— Listing —
________
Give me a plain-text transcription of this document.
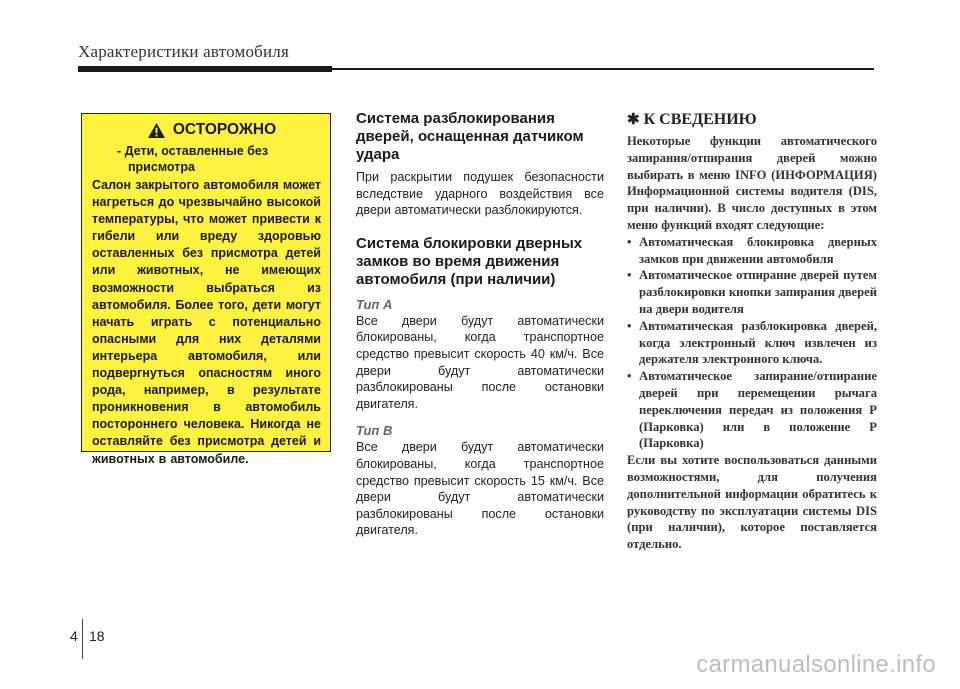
Характеристики автомобиля
ОСТОРОЖНО
- Дети, оставленные без присмотра
Салон закрытого автомобиля может нагреться до чрезвычайно высокой температуры, что может привести к гибели или вреду здоровью оставленных без присмотра детей или животных, не имеющих возможности выбраться из автомобиля. Более того, дети могут начать играть с потенциально опасными для них деталями интерьера автомобиля, или подвергнуться опасностям иного рода, например, в результате проникновения в автомобиль постороннего человека. Никогда не оставляйте без присмотра детей и животных в автомобиле.
Система разблокирования дверей, оснащенная датчиком удара

При раскрытии подушек безопасности вследствие ударного воздействия все двери автоматически разблокируются.

Система блокировки дверных замков во время движения автомобиля (при наличии)
Тип А

Все двери будут автоматически блокированы, когда транспортное средство превысит скорость 40 км/ч. Все двери будут автоматически разблокированы после остановки двигателя.

Тип В

Все двери будут автоматически блокированы, когда транспортное средство превысит скорость 15 км/ч. Все двери будут автоматически разблокированы после остановки двигателя.

✱ К СВЕДЕНИЮ

Некоторые функции автоматического запирания/отпирания дверей можно выбирать в меню INFO (ИНФОРМАЦИЯ) Информационной системы водителя (DIS, при наличии). В число доступных в этом меню функций входят следующие:

• Автоматическая блокировка дверных замков при движении автомобиля
• Автоматическое отпирание дверей путем разблокировки кнопки запирания дверей на двери водителя
• Автоматическая разблокировка дверей, когда электронный ключ извлечен из держателя электронного ключа.
• Автоматическое запирание/отпирание дверей при перемещении рычага переключения передач из положения P (Парковка) или в положение P (Парковка)

Если вы хотите воспользоваться данными возможностями, для получения дополнительной информации обратитесь к руководству по эксплуатации системы DIS (при наличии), которое поставляется отдельно.

4 18
carmanualsonline.info
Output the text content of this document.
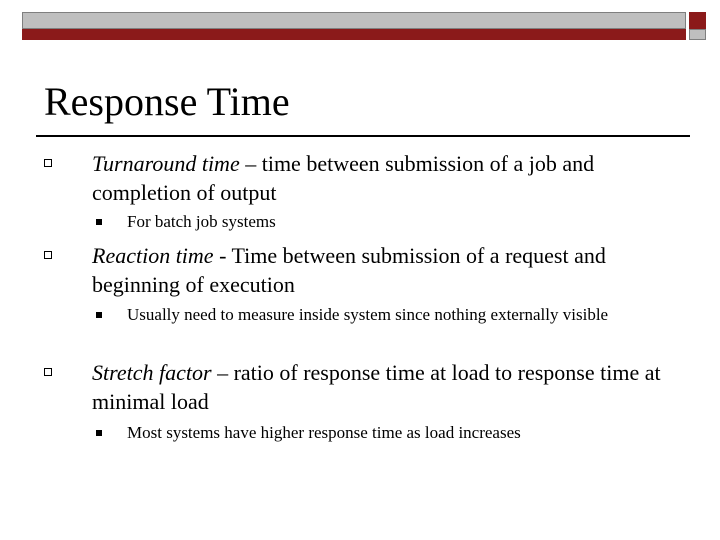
Response Time
Turnaround time – time between submission of a job and completion of output
For batch job systems
Reaction time - Time between submission of a request and beginning of execution
Usually need to measure inside system since nothing externally visible
Stretch factor – ratio of response time at load to response time at minimal load
Most systems have higher response time as load increases
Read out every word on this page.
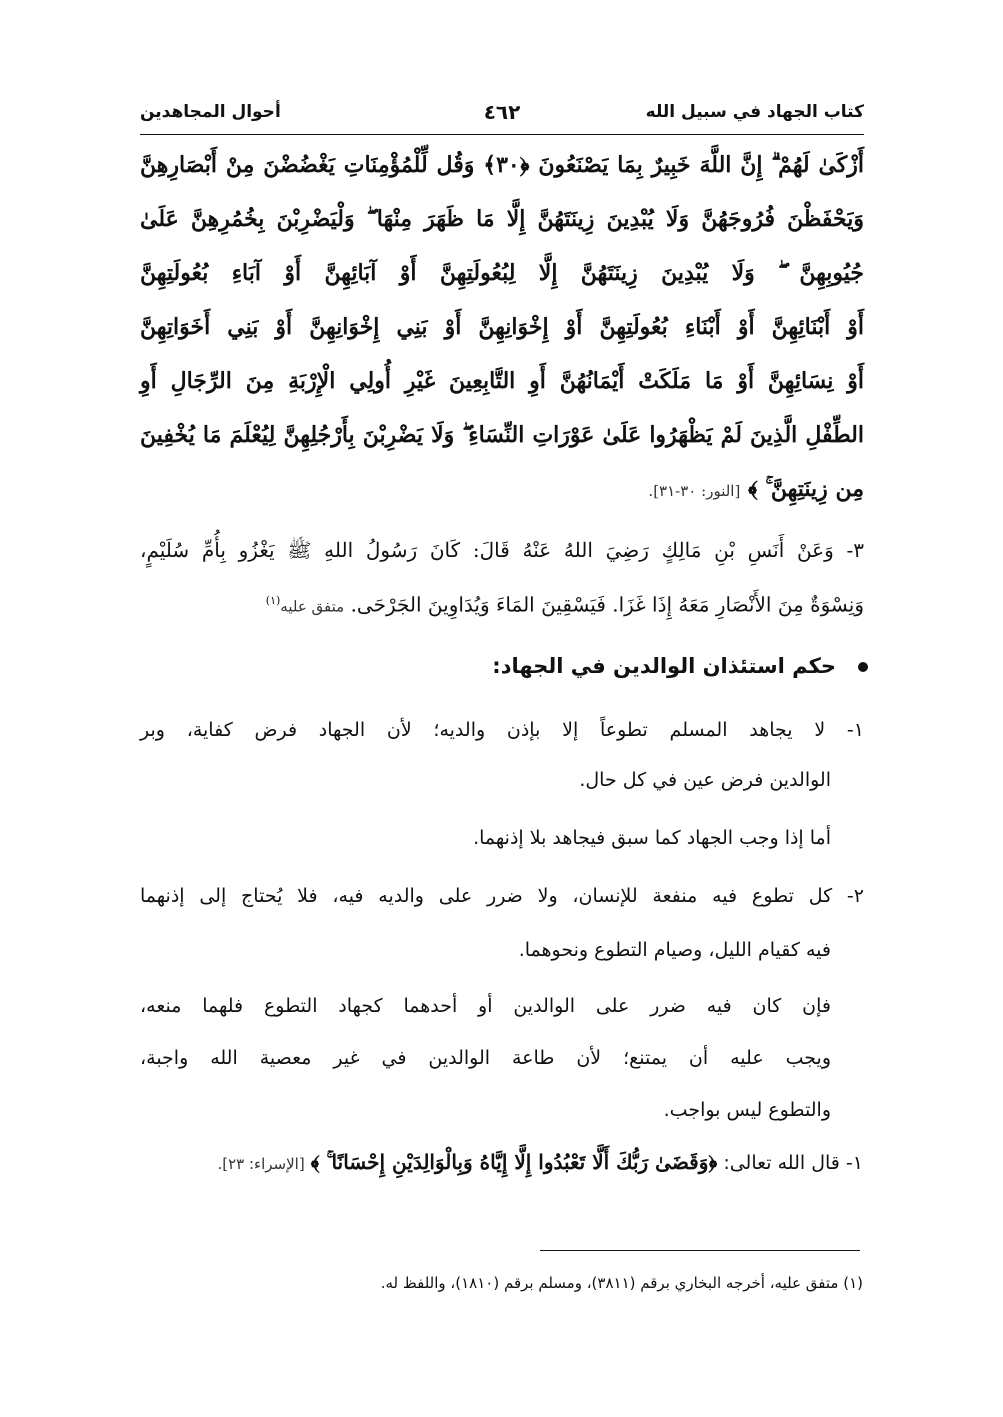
كتاب الجهاد في سبيل الله
٤٦٢
أحوال المجاهدين
أَزْكَىٰ لَهُمْ ۗ إِنَّ اللَّهَ خَبِيرٌ بِمَا يَصْنَعُونَ ﴿٣٠﴾ وَقُل لِّلْمُؤْمِنَاتِ يَغْضُضْنَ مِنْ أَبْصَارِهِنَّ
وَيَحْفَظْنَ فُرُوجَهُنَّ وَلَا يُبْدِينَ زِينَتَهُنَّ إِلَّا مَا ظَهَرَ مِنْهَا ۖ وَلْيَضْرِبْنَ بِخُمُرِهِنَّ عَلَىٰ
جُيُوبِهِنَّ ۖ وَلَا يُبْدِينَ زِينَتَهُنَّ إِلَّا لِبُعُولَتِهِنَّ أَوْ آبَائِهِنَّ أَوْ آبَاءِ بُعُولَتِهِنَّ
أَوْ أَبْنَائِهِنَّ أَوْ أَبْنَاءِ بُعُولَتِهِنَّ أَوْ إِخْوَانِهِنَّ أَوْ بَنِي إِخْوَانِهِنَّ أَوْ بَنِي أَخَوَاتِهِنَّ
أَوْ نِسَائِهِنَّ أَوْ مَا مَلَكَتْ أَيْمَانُهُنَّ أَوِ التَّابِعِينَ غَيْرِ أُولِي الْإِرْبَةِ مِنَ الرِّجَالِ أَوِ
الطِّفْلِ الَّذِينَ لَمْ يَظْهَرُوا عَلَىٰ عَوْرَاتِ النِّسَاءِ ۖ وَلَا يَضْرِبْنَ بِأَرْجُلِهِنَّ لِيُعْلَمَ مَا يُخْفِينَ
مِن زِينَتِهِنَّ ۚ ﴾ [النور: ٣٠-٣١].
٣- وَعَنْ أَنَسِ بْنِ مَالِكٍ رَضِيَ اللهُ عَنْهُ قَالَ: كَانَ رَسُولُ اللهِ ﷺ يَغْزُو بِأُمِّ سُلَيْمٍ،
وَنِسْوَةٌ مِنَ الأَنْصَارِ مَعَهُ إِذَا غَزَا. فَيَسْقِينَ المَاءَ وَيُدَاوِينَ الجَرْحَى. متفق عليه$^{(١)}$
حكم استئذان الوالدين في الجهاد:
١- لا يجاهد المسلم تطوعاً إلا بإذن والديه؛ لأن الجهاد فرض كفاية، وبر
الوالدين فرض عين في كل حال.
أما إذا وجب الجهاد كما سبق فيجاهد بلا إذنهما.
٢- كل تطوع فيه منفعة للإنسان، ولا ضرر على والديه فيه، فلا يُحتاج إلى إذنهما
فيه كقيام الليل، وصيام التطوع ونحوهما.
فإن كان فيه ضرر على الوالدين أو أحدهما كجهاد التطوع فلهما منعه،
ويجب عليه أن يمتنع؛ لأن طاعة الوالدين في غير معصية الله واجبة،
والتطوع ليس بواجب.
١- قال الله تعالى: ﴿وَقَضَىٰ رَبُّكَ أَلَّا تَعْبُدُوا إِلَّا إِيَّاهُ وَبِالْوَالِدَيْنِ إِحْسَانًا ۚ ﴾ [الإسراء: ٢٣].
(١) متفق عليه، أخرجه البخاري برقم (٣٨١١)، ومسلم برقم (١٨١٠)، واللفظ له.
________
— What is needed —
Output all of the data exactly as it stands, minus any images.

— Answer for the task —
Give me a plain-text transcription of this document.
Характеристики автомобиля
ОСТОРОЖНО
- Дети, оставленные без присмотра
Салон закрытого автомобиля может нагреться до чрезвычайно высокой температуры, что может привести к гибели или вреду здоровью оставленных без присмотра детей или животных, не имеющих возможности выбраться из автомобиля. Более того, дети могут начать играть с потенциально опасными для них деталями интерьера автомобиля, или подвергнуться опасностям иного рода, например, в результате проникновения в автомобиль постороннего человека. Никогда не оставляйте без присмотра детей и животных в автомобиле.
Система разблокирования дверей, оснащенная датчиком удара

При раскрытии подушек безопасности вследствие ударного воздействия все двери автоматически разблокируются.

Система блокировки дверных замков во время движения автомобиля (при наличии)
Тип А

Все двери будут автоматически блокированы, когда транспортное средство превысит скорость 40 км/ч. Все двери будут автоматически разблокированы после остановки двигателя.

Тип В

Все двери будут автоматически блокированы, когда транспортное средство превысит скорость 15 км/ч. Все двери будут автоматически разблокированы после остановки двигателя.

✱ К СВЕДЕНИЮ

Некоторые функции автоматического запирания/отпирания дверей можно выбирать в меню INFO (ИНФОРМАЦИЯ) Информационной системы водителя (DIS, при наличии). В число доступных в этом меню функций входят следующие:

• Автоматическая блокировка дверных замков при движении автомобиля
• Автоматическое отпирание дверей путем разблокировки кнопки запирания дверей на двери водителя
• Автоматическая разблокировка дверей, когда электронный ключ извлечен из держателя электронного ключа.
• Автоматическое запирание/отпирание дверей при перемещении рычага переключения передач из положения P (Парковка) или в положение P (Парковка)

Если вы хотите воспользоваться данными возможностями, для получения дополнительной информации обратитесь к руководству по эксплуатации системы DIS (при наличии), которое поставляется отдельно.

4 18
carmanualsonline.info
Output the text content of this document.
Response Time
Turnaround time – time between submission of a job and completion of output
For batch job systems
Reaction time - Time between submission of a request and beginning of execution
Usually need to measure inside system since nothing externally visible
Stretch factor – ratio of response time at load to response time at minimal load
Most systems have higher response time as load increases
Read out every word on this page.
كتاب الجهاد في سبيل الله
٤٦٢
أحوال المجاهدين
أَزْكَىٰ لَهُمْ ۗ إِنَّ اللَّهَ خَبِيرٌ بِمَا يَصْنَعُونَ ﴿٣٠﴾ وَقُل لِّلْمُؤْمِنَاتِ يَغْضُضْنَ مِنْ أَبْصَارِهِنَّ
وَيَحْفَظْنَ فُرُوجَهُنَّ وَلَا يُبْدِينَ زِينَتَهُنَّ إِلَّا مَا ظَهَرَ مِنْهَا ۖ وَلْيَضْرِبْنَ بِخُمُرِهِنَّ عَلَىٰ
جُيُوبِهِنَّ ۖ وَلَا يُبْدِينَ زِينَتَهُنَّ إِلَّا لِبُعُولَتِهِنَّ أَوْ آبَائِهِنَّ أَوْ آبَاءِ بُعُولَتِهِنَّ
أَوْ أَبْنَائِهِنَّ أَوْ أَبْنَاءِ بُعُولَتِهِنَّ أَوْ إِخْوَانِهِنَّ أَوْ بَنِي إِخْوَانِهِنَّ أَوْ بَنِي أَخَوَاتِهِنَّ
أَوْ نِسَائِهِنَّ أَوْ مَا مَلَكَتْ أَيْمَانُهُنَّ أَوِ التَّابِعِينَ غَيْرِ أُولِي الْإِرْبَةِ مِنَ الرِّجَالِ أَوِ
الطِّفْلِ الَّذِينَ لَمْ يَظْهَرُوا عَلَىٰ عَوْرَاتِ النِّسَاءِ ۖ وَلَا يَضْرِبْنَ بِأَرْجُلِهِنَّ لِيُعْلَمَ مَا يُخْفِينَ
مِن زِينَتِهِنَّ ۚ ﴾ [النور: ٣٠-٣١].
٣- وَعَنْ أَنَسِ بْنِ مَالِكٍ رَضِيَ اللهُ عَنْهُ قَالَ: كَانَ رَسُولُ اللهِ ﷺ يَغْزُو بِأُمِّ سُلَيْمٍ،
وَنِسْوَةٌ مِنَ الأَنْصَارِ مَعَهُ إِذَا غَزَا. فَيَسْقِينَ المَاءَ وَيُدَاوِينَ الجَرْحَى. متفق عليه$^{(١)}$
حكم استئذان الوالدين في الجهاد:
١- لا يجاهد المسلم تطوعاً إلا بإذن والديه؛ لأن الجهاد فرض كفاية، وبر
الوالدين فرض عين في كل حال.
أما إذا وجب الجهاد كما سبق فيجاهد بلا إذنهما.
٢- كل تطوع فيه منفعة للإنسان، ولا ضرر على والديه فيه، فلا يُحتاج إلى إذنهما
فيه كقيام الليل، وصيام التطوع ونحوهما.
فإن كان فيه ضرر على الوالدين أو أحدهما كجهاد التطوع فلهما منعه،
ويجب عليه أن يمتنع؛ لأن طاعة الوالدين في غير معصية الله واجبة،
والتطوع ليس بواجب.
١- قال الله تعالى: ﴿وَقَضَىٰ رَبُّكَ أَلَّا تَعْبُدُوا إِلَّا إِيَّاهُ وَبِالْوَالِدَيْنِ إِحْسَانًا ۚ ﴾ [الإسراء: ٢٣].
(١) متفق عليه، أخرجه البخاري برقم (٣٨١١)، ومسلم برقم (١٨١٠)، واللفظ له.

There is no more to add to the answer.